** START OF Dataset extract **
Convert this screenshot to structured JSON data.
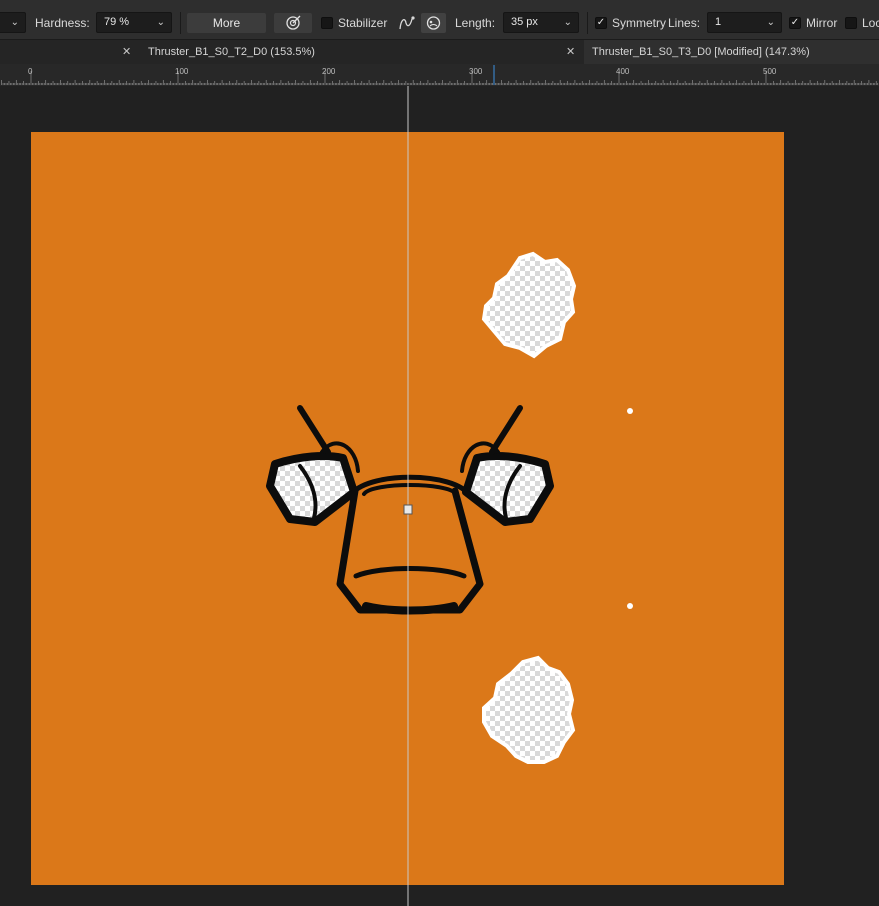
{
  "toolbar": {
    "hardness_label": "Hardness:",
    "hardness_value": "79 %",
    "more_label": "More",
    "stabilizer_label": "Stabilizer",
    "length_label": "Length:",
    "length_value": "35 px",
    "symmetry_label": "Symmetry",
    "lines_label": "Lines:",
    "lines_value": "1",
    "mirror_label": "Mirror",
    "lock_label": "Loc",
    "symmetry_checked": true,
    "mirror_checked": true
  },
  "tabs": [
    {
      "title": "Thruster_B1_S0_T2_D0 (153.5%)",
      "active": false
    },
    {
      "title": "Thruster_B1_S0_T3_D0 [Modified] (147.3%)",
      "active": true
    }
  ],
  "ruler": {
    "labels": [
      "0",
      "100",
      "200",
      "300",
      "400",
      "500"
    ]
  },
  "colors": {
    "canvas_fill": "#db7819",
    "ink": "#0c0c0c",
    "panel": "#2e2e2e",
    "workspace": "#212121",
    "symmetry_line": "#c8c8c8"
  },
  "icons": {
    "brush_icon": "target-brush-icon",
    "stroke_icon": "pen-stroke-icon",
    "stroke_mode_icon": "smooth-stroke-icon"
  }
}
** END OF Dataset extract **
- [Work to complete] From the listing above, print every entry precisely and drop the pictures.

- [The output]
Convert this screenshot to structured JSON data.
{
  "toolbar": {
    "hardness_label": "Hardness:",
    "hardness_value": "79 %",
    "more_label": "More",
    "stabilizer_label": "Stabilizer",
    "length_label": "Length:",
    "length_value": "35 px",
    "symmetry_label": "Symmetry",
    "lines_label": "Lines:",
    "lines_value": "1",
    "mirror_label": "Mirror",
    "lock_label": "Loc",
    "symmetry_checked": true,
    "mirror_checked": true
  },
  "tabs": [
    {
      "title": "Thruster_B1_S0_T2_D0 (153.5%)",
      "active": false
    },
    {
      "title": "Thruster_B1_S0_T3_D0 [Modified] (147.3%)",
      "active": true
    }
  ],
  "ruler": {
    "labels": [
      "0",
      "100",
      "200",
      "300",
      "400",
      "500"
    ]
  },
  "colors": {
    "canvas_fill": "#db7819",
    "ink": "#0c0c0c",
    "panel": "#2e2e2e",
    "workspace": "#212121",
    "symmetry_line": "#c8c8c8"
  },
  "icons": {
    "brush_icon": "target-brush-icon",
    "stroke_icon": "pen-stroke-icon",
    "stroke_mode_icon": "smooth-stroke-icon"
  }
}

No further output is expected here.